### Problem to work on
Your answer must be the full set of records, repeated exactly.

*** Extracted records ***

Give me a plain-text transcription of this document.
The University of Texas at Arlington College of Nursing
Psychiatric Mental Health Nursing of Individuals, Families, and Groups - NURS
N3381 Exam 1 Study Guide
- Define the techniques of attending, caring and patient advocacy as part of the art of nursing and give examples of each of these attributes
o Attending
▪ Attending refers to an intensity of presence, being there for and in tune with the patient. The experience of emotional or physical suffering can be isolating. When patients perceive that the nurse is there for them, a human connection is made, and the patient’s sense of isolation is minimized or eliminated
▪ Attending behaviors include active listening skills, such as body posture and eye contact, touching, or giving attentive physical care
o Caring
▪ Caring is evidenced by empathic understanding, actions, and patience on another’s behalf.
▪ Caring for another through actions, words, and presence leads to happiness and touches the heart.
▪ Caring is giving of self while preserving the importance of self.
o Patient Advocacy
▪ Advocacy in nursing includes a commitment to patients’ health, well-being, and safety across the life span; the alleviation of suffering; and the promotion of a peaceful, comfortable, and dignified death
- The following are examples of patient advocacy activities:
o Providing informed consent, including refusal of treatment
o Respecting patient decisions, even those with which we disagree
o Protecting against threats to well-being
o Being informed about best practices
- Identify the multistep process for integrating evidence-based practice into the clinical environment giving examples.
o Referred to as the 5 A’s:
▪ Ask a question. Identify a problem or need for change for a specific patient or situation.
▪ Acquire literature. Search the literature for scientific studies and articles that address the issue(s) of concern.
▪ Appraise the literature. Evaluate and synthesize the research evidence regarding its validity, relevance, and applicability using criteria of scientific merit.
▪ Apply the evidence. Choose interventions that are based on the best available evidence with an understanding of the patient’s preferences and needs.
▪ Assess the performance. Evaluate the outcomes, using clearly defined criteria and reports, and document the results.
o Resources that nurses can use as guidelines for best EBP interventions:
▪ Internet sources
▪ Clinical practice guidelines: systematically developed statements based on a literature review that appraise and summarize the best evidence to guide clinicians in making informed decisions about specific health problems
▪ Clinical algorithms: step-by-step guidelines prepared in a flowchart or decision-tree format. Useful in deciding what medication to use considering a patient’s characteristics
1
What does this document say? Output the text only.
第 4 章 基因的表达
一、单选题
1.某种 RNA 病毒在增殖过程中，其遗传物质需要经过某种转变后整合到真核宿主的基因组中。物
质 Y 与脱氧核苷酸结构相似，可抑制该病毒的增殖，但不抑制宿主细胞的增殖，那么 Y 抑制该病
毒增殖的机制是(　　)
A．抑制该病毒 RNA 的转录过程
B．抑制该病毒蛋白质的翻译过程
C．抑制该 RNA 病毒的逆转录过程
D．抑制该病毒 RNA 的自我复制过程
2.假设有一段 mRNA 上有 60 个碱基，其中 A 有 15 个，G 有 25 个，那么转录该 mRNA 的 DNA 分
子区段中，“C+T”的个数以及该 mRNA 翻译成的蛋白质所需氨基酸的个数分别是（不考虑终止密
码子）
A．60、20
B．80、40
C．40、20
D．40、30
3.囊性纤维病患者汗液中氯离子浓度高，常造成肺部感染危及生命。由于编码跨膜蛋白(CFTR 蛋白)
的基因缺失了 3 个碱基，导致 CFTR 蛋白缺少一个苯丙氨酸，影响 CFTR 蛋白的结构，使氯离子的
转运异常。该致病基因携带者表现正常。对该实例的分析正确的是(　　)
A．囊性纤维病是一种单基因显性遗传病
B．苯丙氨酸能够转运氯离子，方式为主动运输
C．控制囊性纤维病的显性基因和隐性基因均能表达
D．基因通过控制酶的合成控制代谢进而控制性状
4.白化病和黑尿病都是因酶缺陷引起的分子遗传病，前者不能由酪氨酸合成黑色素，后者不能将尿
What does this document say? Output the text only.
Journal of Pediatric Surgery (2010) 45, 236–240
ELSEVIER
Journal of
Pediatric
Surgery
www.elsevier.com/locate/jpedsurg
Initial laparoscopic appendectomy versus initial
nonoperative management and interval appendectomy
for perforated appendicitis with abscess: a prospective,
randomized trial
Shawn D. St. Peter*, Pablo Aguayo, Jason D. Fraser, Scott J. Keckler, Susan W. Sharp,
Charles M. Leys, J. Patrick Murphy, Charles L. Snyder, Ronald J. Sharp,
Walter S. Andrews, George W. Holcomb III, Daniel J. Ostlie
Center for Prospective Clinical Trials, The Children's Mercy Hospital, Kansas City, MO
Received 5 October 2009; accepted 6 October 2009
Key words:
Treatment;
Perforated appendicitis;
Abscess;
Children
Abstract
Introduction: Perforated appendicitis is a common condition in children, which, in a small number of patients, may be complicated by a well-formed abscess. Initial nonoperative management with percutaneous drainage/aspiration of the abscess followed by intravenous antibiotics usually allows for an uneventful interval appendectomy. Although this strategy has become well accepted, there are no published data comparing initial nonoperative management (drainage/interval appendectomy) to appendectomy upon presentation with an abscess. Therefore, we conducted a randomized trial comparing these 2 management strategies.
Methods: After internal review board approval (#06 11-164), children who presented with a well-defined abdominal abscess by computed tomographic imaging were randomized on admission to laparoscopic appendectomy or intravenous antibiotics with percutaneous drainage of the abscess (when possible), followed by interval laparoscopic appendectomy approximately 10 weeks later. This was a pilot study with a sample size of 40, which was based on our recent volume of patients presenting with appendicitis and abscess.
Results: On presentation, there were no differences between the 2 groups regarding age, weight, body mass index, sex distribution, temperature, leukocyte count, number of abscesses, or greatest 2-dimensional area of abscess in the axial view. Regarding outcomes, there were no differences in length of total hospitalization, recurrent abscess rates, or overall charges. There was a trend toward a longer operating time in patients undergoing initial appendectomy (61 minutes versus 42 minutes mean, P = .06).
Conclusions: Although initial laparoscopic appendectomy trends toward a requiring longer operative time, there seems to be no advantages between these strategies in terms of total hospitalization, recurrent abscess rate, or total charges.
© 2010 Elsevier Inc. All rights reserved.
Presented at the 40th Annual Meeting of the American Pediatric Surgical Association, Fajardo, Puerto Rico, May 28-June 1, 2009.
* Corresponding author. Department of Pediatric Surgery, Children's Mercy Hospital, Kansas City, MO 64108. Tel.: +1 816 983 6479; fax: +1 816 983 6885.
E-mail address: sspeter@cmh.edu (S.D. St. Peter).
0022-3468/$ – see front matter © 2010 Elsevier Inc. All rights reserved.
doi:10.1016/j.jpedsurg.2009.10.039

*** End of Extracted records ***

### Answer space
Give me a plain-text transcription of this document.
The University of Texas at Arlington College of Nursing
Psychiatric Mental Health Nursing of Individuals, Families, and Groups - NURS
N3381 Exam 1 Study Guide
- Define the techniques of attending, caring and patient advocacy as part of the art of nursing and give examples of each of these attributes
o Attending
▪ Attending refers to an intensity of presence, being there for and in tune with the patient. The experience of emotional or physical suffering can be isolating. When patients perceive that the nurse is there for them, a human connection is made, and the patient’s sense of isolation is minimized or eliminated
▪ Attending behaviors include active listening skills, such as body posture and eye contact, touching, or giving attentive physical care
o Caring
▪ Caring is evidenced by empathic understanding, actions, and patience on another’s behalf.
▪ Caring for another through actions, words, and presence leads to happiness and touches the heart.
▪ Caring is giving of self while preserving the importance of self.
o Patient Advocacy
▪ Advocacy in nursing includes a commitment to patients’ health, well-being, and safety across the life span; the alleviation of suffering; and the promotion of a peaceful, comfortable, and dignified death
- The following are examples of patient advocacy activities:
o Providing informed consent, including refusal of treatment
o Respecting patient decisions, even those with which we disagree
o Protecting against threats to well-being
o Being informed about best practices
- Identify the multistep process for integrating evidence-based practice into the clinical environment giving examples.
o Referred to as the 5 A’s:
▪ Ask a question. Identify a problem or need for change for a specific patient or situation.
▪ Acquire literature. Search the literature for scientific studies and articles that address the issue(s) of concern.
▪ Appraise the literature. Evaluate and synthesize the research evidence regarding its validity, relevance, and applicability using criteria of scientific merit.
▪ Apply the evidence. Choose interventions that are based on the best available evidence with an understanding of the patient’s preferences and needs.
▪ Assess the performance. Evaluate the outcomes, using clearly defined criteria and reports, and document the results.
o Resources that nurses can use as guidelines for best EBP interventions:
▪ Internet sources
▪ Clinical practice guidelines: systematically developed statements based on a literature review that appraise and summarize the best evidence to guide clinicians in making informed decisions about specific health problems
▪ Clinical algorithms: step-by-step guidelines prepared in a flowchart or decision-tree format. Useful in deciding what medication to use considering a patient’s characteristics
1
What does this document say? Output the text only.
第 4 章 基因的表达
一、单选题
1.某种 RNA 病毒在增殖过程中，其遗传物质需要经过某种转变后整合到真核宿主的基因组中。物
质 Y 与脱氧核苷酸结构相似，可抑制该病毒的增殖，但不抑制宿主细胞的增殖，那么 Y 抑制该病
毒增殖的机制是(　　)
A．抑制该病毒 RNA 的转录过程
B．抑制该病毒蛋白质的翻译过程
C．抑制该 RNA 病毒的逆转录过程
D．抑制该病毒 RNA 的自我复制过程
2.假设有一段 mRNA 上有 60 个碱基，其中 A 有 15 个，G 有 25 个，那么转录该 mRNA 的 DNA 分
子区段中，“C+T”的个数以及该 mRNA 翻译成的蛋白质所需氨基酸的个数分别是（不考虑终止密
码子）
A．60、20
B．80、40
C．40、20
D．40、30
3.囊性纤维病患者汗液中氯离子浓度高，常造成肺部感染危及生命。由于编码跨膜蛋白(CFTR 蛋白)
的基因缺失了 3 个碱基，导致 CFTR 蛋白缺少一个苯丙氨酸，影响 CFTR 蛋白的结构，使氯离子的
转运异常。该致病基因携带者表现正常。对该实例的分析正确的是(　　)
A．囊性纤维病是一种单基因显性遗传病
B．苯丙氨酸能够转运氯离子，方式为主动运输
C．控制囊性纤维病的显性基因和隐性基因均能表达
D．基因通过控制酶的合成控制代谢进而控制性状
4.白化病和黑尿病都是因酶缺陷引起的分子遗传病，前者不能由酪氨酸合成黑色素，后者不能将尿
What does this document say? Output the text only.
Journal of Pediatric Surgery (2010) 45, 236–240
ELSEVIER
Journal of
Pediatric
Surgery
www.elsevier.com/locate/jpedsurg
Initial laparoscopic appendectomy versus initial
nonoperative management and interval appendectomy
for perforated appendicitis with abscess: a prospective,
randomized trial
Shawn D. St. Peter*, Pablo Aguayo, Jason D. Fraser, Scott J. Keckler, Susan W. Sharp,
Charles M. Leys, J. Patrick Murphy, Charles L. Snyder, Ronald J. Sharp,
Walter S. Andrews, George W. Holcomb III, Daniel J. Ostlie
Center for Prospective Clinical Trials, The Children's Mercy Hospital, Kansas City, MO
Received 5 October 2009; accepted 6 October 2009
Key words:
Treatment;
Perforated appendicitis;
Abscess;
Children
Abstract
Introduction: Perforated appendicitis is a common condition in children, which, in a small number of patients, may be complicated by a well-formed abscess. Initial nonoperative management with percutaneous drainage/aspiration of the abscess followed by intravenous antibiotics usually allows for an uneventful interval appendectomy. Although this strategy has become well accepted, there are no published data comparing initial nonoperative management (drainage/interval appendectomy) to appendectomy upon presentation with an abscess. Therefore, we conducted a randomized trial comparing these 2 management strategies.
Methods: After internal review board approval (#06 11-164), children who presented with a well-defined abdominal abscess by computed tomographic imaging were randomized on admission to laparoscopic appendectomy or intravenous antibiotics with percutaneous drainage of the abscess (when possible), followed by interval laparoscopic appendectomy approximately 10 weeks later. This was a pilot study with a sample size of 40, which was based on our recent volume of patients presenting with appendicitis and abscess.
Results: On presentation, there were no differences between the 2 groups regarding age, weight, body mass index, sex distribution, temperature, leukocyte count, number of abscesses, or greatest 2-dimensional area of abscess in the axial view. Regarding outcomes, there were no differences in length of total hospitalization, recurrent abscess rates, or overall charges. There was a trend toward a longer operating time in patients undergoing initial appendectomy (61 minutes versus 42 minutes mean, P = .06).
Conclusions: Although initial laparoscopic appendectomy trends toward a requiring longer operative time, there seems to be no advantages between these strategies in terms of total hospitalization, recurrent abscess rate, or total charges.
© 2010 Elsevier Inc. All rights reserved.
Presented at the 40th Annual Meeting of the American Pediatric Surgical Association, Fajardo, Puerto Rico, May 28-June 1, 2009.
* Corresponding author. Department of Pediatric Surgery, Children's Mercy Hospital, Kansas City, MO 64108. Tel.: +1 816 983 6479; fax: +1 816 983 6885.
E-mail address: sspeter@cmh.edu (S.D. St. Peter).
0022-3468/$ – see front matter © 2010 Elsevier Inc. All rights reserved.
doi:10.1016/j.jpedsurg.2009.10.039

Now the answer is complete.